Aim of the task :: Read the lines that follow and tally those with the word "color"; give the number and nothing else.

Listing ::
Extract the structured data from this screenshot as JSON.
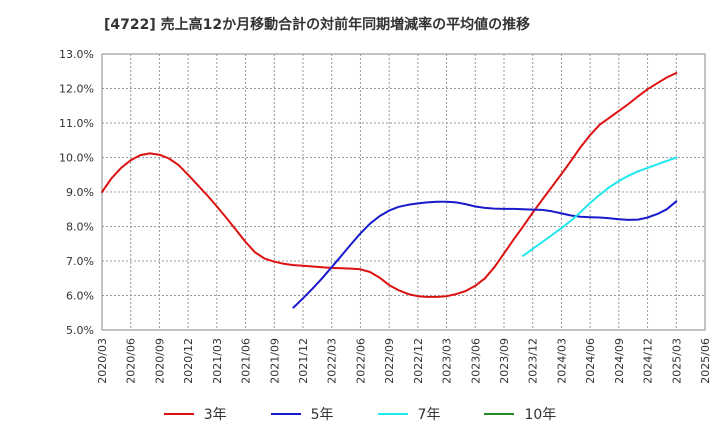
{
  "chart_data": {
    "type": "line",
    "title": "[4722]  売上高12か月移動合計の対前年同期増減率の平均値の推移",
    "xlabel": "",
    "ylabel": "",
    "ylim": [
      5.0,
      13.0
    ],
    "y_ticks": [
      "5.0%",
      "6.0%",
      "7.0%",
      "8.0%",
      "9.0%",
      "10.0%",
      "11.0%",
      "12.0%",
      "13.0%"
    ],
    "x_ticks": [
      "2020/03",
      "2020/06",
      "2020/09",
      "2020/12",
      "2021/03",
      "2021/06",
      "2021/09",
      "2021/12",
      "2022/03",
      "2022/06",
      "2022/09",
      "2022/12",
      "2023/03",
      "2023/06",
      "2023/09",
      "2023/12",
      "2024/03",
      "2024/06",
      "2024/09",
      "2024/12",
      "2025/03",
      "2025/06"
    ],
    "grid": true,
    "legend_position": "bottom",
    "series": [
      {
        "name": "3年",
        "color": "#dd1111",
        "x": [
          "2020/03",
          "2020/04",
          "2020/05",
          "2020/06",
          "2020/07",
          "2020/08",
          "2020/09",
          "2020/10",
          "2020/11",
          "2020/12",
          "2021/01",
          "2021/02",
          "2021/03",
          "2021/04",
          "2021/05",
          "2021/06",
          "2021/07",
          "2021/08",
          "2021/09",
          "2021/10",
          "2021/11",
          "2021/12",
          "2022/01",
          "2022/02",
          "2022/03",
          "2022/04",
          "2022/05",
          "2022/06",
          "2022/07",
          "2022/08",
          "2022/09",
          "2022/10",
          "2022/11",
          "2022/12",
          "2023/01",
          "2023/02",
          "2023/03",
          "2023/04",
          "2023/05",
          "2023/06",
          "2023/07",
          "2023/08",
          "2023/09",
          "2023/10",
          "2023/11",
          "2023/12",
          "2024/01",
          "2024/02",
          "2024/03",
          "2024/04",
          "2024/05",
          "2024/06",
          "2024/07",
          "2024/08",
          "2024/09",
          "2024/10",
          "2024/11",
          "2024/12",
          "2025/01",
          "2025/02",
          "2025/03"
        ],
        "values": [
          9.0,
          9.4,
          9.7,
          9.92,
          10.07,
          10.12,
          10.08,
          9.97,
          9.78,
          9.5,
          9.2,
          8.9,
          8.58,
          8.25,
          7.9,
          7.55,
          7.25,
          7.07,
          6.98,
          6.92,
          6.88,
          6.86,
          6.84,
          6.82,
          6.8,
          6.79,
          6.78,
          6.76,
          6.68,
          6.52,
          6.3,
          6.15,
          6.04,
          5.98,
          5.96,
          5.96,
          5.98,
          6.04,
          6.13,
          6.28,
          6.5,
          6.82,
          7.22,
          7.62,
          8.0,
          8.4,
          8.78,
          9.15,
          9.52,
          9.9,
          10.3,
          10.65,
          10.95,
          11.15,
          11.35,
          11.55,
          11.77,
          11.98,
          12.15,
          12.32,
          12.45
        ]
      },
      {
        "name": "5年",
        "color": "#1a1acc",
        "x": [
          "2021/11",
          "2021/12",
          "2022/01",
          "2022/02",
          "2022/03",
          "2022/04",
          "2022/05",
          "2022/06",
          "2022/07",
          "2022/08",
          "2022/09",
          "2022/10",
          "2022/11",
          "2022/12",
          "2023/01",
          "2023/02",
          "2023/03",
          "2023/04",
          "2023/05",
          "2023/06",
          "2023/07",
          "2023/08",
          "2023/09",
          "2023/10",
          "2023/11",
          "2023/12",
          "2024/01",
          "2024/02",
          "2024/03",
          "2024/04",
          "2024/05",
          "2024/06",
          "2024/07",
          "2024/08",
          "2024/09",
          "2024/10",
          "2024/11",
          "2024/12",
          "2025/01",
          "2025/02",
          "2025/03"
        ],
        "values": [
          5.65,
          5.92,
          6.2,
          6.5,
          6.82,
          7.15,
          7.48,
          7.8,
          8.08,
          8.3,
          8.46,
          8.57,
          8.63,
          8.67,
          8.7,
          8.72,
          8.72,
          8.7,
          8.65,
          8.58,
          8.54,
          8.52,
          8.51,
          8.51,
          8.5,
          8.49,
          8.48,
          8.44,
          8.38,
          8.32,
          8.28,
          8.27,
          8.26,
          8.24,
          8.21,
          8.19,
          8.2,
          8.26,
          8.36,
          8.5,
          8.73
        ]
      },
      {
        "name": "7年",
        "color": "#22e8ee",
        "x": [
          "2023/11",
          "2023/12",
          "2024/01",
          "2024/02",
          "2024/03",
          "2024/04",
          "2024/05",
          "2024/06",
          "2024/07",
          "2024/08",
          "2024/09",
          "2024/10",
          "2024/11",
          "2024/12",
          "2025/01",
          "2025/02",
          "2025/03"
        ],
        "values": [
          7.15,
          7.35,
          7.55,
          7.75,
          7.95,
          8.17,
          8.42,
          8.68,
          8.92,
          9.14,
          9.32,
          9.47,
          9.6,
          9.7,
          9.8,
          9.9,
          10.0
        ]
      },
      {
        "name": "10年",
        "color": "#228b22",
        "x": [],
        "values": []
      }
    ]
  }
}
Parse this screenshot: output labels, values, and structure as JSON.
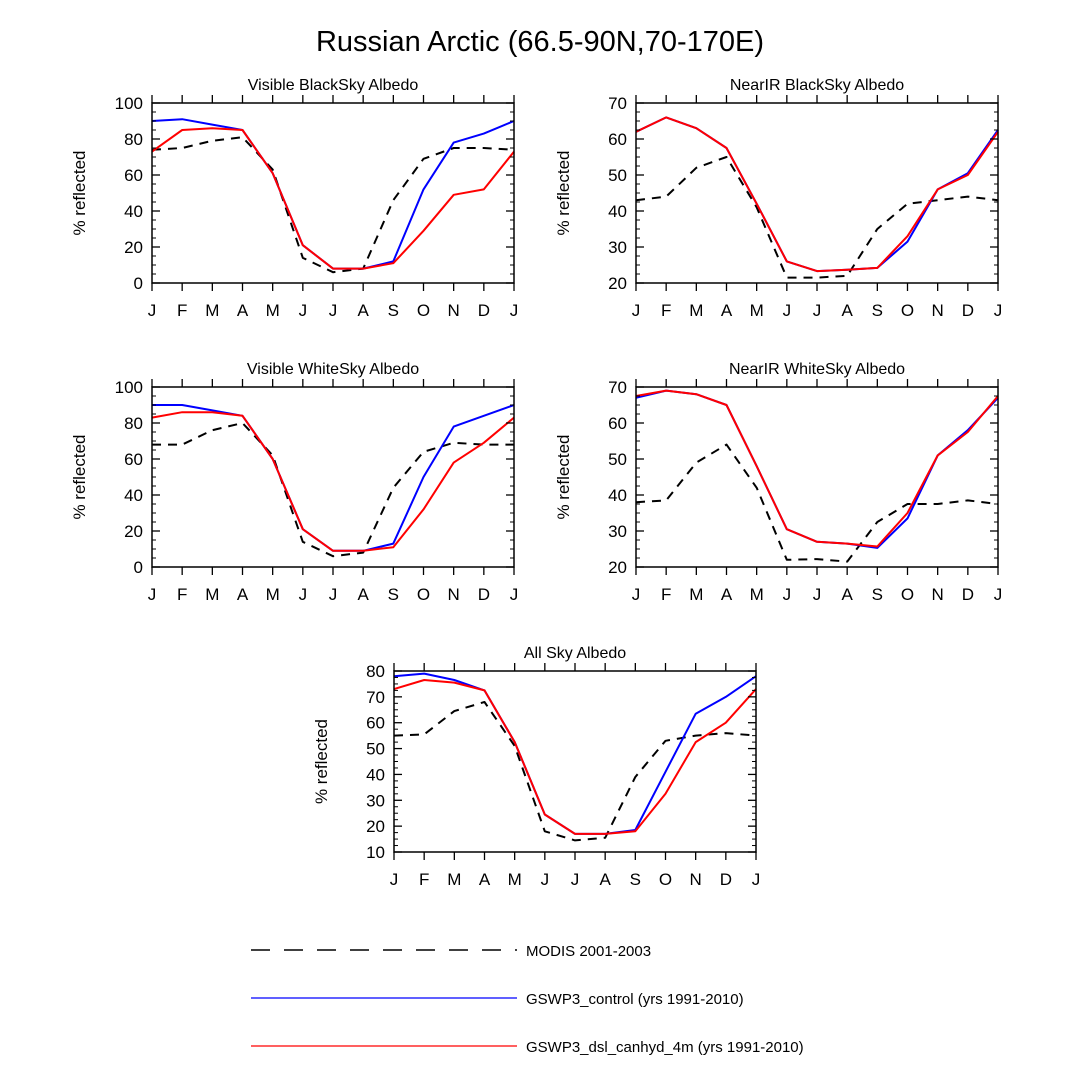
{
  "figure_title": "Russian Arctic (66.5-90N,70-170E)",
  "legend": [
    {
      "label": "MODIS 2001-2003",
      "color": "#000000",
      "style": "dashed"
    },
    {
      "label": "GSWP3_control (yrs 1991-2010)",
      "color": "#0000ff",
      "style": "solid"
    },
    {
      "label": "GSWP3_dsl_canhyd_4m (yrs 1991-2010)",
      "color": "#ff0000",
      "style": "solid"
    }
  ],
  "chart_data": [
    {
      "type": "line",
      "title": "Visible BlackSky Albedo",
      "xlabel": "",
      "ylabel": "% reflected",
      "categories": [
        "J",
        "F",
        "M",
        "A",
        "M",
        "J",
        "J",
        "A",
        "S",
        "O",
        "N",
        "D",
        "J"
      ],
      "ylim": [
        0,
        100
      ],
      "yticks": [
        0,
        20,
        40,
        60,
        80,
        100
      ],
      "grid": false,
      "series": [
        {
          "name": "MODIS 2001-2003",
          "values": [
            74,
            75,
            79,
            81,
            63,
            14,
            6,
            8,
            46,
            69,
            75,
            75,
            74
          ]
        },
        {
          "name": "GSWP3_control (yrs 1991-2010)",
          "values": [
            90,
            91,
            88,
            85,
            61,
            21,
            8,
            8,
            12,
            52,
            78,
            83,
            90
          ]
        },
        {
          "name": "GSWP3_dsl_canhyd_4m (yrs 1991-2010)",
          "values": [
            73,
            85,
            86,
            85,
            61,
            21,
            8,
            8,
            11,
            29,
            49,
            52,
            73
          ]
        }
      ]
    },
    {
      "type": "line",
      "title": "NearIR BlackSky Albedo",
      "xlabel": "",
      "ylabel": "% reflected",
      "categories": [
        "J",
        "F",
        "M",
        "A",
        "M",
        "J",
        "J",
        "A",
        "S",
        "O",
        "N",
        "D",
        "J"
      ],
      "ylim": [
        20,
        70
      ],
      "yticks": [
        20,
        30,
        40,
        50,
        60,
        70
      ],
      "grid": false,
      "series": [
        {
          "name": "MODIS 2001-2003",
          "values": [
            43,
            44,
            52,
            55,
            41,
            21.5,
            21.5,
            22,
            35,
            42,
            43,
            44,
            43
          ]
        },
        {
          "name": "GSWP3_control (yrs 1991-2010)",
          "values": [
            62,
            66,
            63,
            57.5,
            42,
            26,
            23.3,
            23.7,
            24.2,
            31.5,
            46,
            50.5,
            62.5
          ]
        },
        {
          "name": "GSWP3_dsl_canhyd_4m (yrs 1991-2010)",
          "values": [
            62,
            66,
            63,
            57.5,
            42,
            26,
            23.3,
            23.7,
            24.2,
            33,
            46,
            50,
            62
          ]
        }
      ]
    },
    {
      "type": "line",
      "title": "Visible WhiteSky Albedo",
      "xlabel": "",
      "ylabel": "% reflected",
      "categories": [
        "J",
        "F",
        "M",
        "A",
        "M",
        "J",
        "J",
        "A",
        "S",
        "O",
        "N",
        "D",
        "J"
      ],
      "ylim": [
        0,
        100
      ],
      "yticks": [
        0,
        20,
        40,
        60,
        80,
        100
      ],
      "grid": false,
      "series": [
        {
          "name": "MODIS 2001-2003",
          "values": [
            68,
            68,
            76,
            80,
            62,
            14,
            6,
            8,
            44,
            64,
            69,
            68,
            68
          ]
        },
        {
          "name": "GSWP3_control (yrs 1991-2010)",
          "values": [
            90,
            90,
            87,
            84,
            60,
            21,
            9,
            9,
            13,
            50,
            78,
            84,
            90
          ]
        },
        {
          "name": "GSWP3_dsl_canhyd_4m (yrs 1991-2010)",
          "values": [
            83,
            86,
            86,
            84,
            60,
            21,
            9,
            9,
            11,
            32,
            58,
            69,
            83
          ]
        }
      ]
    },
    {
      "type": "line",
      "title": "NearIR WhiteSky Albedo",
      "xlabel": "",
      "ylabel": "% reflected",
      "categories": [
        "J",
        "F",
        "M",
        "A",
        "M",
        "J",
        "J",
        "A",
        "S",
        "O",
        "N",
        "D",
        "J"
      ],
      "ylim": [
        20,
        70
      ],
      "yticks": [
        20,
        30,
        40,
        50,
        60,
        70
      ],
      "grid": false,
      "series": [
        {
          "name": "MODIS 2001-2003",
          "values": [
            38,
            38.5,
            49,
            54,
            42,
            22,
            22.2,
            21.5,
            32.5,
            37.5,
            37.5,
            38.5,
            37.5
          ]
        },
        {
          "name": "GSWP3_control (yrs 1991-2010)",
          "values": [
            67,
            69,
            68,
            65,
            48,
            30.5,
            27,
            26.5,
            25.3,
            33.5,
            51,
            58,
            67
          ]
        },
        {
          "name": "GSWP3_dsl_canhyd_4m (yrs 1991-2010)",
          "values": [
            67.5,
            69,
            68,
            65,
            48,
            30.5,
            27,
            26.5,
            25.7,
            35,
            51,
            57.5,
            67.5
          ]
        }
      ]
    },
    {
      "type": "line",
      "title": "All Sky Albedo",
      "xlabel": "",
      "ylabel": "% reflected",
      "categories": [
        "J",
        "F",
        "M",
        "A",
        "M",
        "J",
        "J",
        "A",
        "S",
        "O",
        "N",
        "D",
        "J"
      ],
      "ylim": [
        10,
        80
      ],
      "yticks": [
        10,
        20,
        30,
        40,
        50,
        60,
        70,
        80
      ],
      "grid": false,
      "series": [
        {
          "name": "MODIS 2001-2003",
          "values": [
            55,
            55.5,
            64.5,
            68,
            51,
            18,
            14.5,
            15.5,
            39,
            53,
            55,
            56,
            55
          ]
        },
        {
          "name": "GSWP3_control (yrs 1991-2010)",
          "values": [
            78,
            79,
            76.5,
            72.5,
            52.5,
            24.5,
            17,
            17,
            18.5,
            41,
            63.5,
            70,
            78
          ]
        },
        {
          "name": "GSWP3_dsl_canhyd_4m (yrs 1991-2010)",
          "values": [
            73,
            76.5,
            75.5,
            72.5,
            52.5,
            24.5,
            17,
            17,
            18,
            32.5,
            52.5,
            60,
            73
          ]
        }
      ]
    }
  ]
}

Result :: 7